- _Exercise requirements_
Each line of the material must be returned exactly.

- _Raw data_

==================================================

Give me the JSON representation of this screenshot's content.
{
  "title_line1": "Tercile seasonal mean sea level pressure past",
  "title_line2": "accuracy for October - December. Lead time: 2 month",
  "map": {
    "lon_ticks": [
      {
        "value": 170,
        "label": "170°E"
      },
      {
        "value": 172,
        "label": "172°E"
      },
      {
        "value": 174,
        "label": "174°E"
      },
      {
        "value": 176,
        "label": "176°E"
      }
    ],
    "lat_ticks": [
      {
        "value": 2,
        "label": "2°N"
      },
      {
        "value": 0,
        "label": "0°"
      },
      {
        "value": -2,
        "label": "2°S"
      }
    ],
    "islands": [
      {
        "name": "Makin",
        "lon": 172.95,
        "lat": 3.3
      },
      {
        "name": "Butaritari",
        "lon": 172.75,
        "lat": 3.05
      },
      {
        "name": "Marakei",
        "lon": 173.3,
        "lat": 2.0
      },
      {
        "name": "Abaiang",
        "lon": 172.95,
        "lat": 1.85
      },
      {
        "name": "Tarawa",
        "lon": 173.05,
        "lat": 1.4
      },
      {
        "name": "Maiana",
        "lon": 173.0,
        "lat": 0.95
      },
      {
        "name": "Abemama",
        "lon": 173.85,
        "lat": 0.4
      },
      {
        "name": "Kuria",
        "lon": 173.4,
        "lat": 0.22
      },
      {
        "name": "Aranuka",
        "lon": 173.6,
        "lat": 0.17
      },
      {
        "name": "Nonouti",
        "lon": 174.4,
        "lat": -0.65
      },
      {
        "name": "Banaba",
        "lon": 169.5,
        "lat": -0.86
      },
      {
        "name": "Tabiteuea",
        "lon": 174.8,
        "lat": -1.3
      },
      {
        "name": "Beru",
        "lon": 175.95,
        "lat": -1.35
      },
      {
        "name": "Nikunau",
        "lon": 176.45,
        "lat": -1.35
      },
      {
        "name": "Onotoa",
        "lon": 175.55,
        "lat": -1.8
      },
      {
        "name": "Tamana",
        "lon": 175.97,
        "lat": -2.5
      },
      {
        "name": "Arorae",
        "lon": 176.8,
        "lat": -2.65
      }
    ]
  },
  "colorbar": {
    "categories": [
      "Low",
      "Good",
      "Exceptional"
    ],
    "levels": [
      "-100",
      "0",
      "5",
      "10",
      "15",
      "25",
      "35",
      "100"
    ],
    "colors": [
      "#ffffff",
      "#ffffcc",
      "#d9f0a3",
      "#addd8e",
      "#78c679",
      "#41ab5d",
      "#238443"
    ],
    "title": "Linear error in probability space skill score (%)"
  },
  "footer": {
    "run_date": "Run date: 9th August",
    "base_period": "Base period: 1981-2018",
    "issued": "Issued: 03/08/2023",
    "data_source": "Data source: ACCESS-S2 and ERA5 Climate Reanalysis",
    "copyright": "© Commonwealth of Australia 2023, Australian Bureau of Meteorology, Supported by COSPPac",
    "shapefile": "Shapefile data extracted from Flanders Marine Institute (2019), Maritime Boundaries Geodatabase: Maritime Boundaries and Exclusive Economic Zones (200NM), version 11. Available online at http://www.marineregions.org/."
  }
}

==================================================

- _Answer to the exercise_
Give me the JSON representation of this screenshot's content.
{
  "title_line1": "Tercile seasonal mean sea level pressure past",
  "title_line2": "accuracy for October - December. Lead time: 2 month",
  "map": {
    "lon_ticks": [
      {
        "value": 170,
        "label": "170°E"
      },
      {
        "value": 172,
        "label": "172°E"
      },
      {
        "value": 174,
        "label": "174°E"
      },
      {
        "value": 176,
        "label": "176°E"
      }
    ],
    "lat_ticks": [
      {
        "value": 2,
        "label": "2°N"
      },
      {
        "value": 0,
        "label": "0°"
      },
      {
        "value": -2,
        "label": "2°S"
      }
    ],
    "islands": [
      {
        "name": "Makin",
        "lon": 172.95,
        "lat": 3.3
      },
      {
        "name": "Butaritari",
        "lon": 172.75,
        "lat": 3.05
      },
      {
        "name": "Marakei",
        "lon": 173.3,
        "lat": 2.0
      },
      {
        "name": "Abaiang",
        "lon": 172.95,
        "lat": 1.85
      },
      {
        "name": "Tarawa",
        "lon": 173.05,
        "lat": 1.4
      },
      {
        "name": "Maiana",
        "lon": 173.0,
        "lat": 0.95
      },
      {
        "name": "Abemama",
        "lon": 173.85,
        "lat": 0.4
      },
      {
        "name": "Kuria",
        "lon": 173.4,
        "lat": 0.22
      },
      {
        "name": "Aranuka",
        "lon": 173.6,
        "lat": 0.17
      },
      {
        "name": "Nonouti",
        "lon": 174.4,
        "lat": -0.65
      },
      {
        "name": "Banaba",
        "lon": 169.5,
        "lat": -0.86
      },
      {
        "name": "Tabiteuea",
        "lon": 174.8,
        "lat": -1.3
      },
      {
        "name": "Beru",
        "lon": 175.95,
        "lat": -1.35
      },
      {
        "name": "Nikunau",
        "lon": 176.45,
        "lat": -1.35
      },
      {
        "name": "Onotoa",
        "lon": 175.55,
        "lat": -1.8
      },
      {
        "name": "Tamana",
        "lon": 175.97,
        "lat": -2.5
      },
      {
        "name": "Arorae",
        "lon": 176.8,
        "lat": -2.65
      }
    ]
  },
  "colorbar": {
    "categories": [
      "Low",
      "Good",
      "Exceptional"
    ],
    "levels": [
      "-100",
      "0",
      "5",
      "10",
      "15",
      "25",
      "35",
      "100"
    ],
    "colors": [
      "#ffffff",
      "#ffffcc",
      "#d9f0a3",
      "#addd8e",
      "#78c679",
      "#41ab5d",
      "#238443"
    ],
    "title": "Linear error in probability space skill score (%)"
  },
  "footer": {
    "run_date": "Run date: 9th August",
    "base_period": "Base period: 1981-2018",
    "issued": "Issued: 03/08/2023",
    "data_source": "Data source: ACCESS-S2 and ERA5 Climate Reanalysis",
    "copyright": "© Commonwealth of Australia 2023, Australian Bureau of Meteorology, Supported by COSPPac",
    "shapefile": "Shapefile data extracted from Flanders Marine Institute (2019), Maritime Boundaries Geodatabase: Maritime Boundaries and Exclusive Economic Zones (200NM), version 11. Available online at http://www.marineregions.org/."
  }
}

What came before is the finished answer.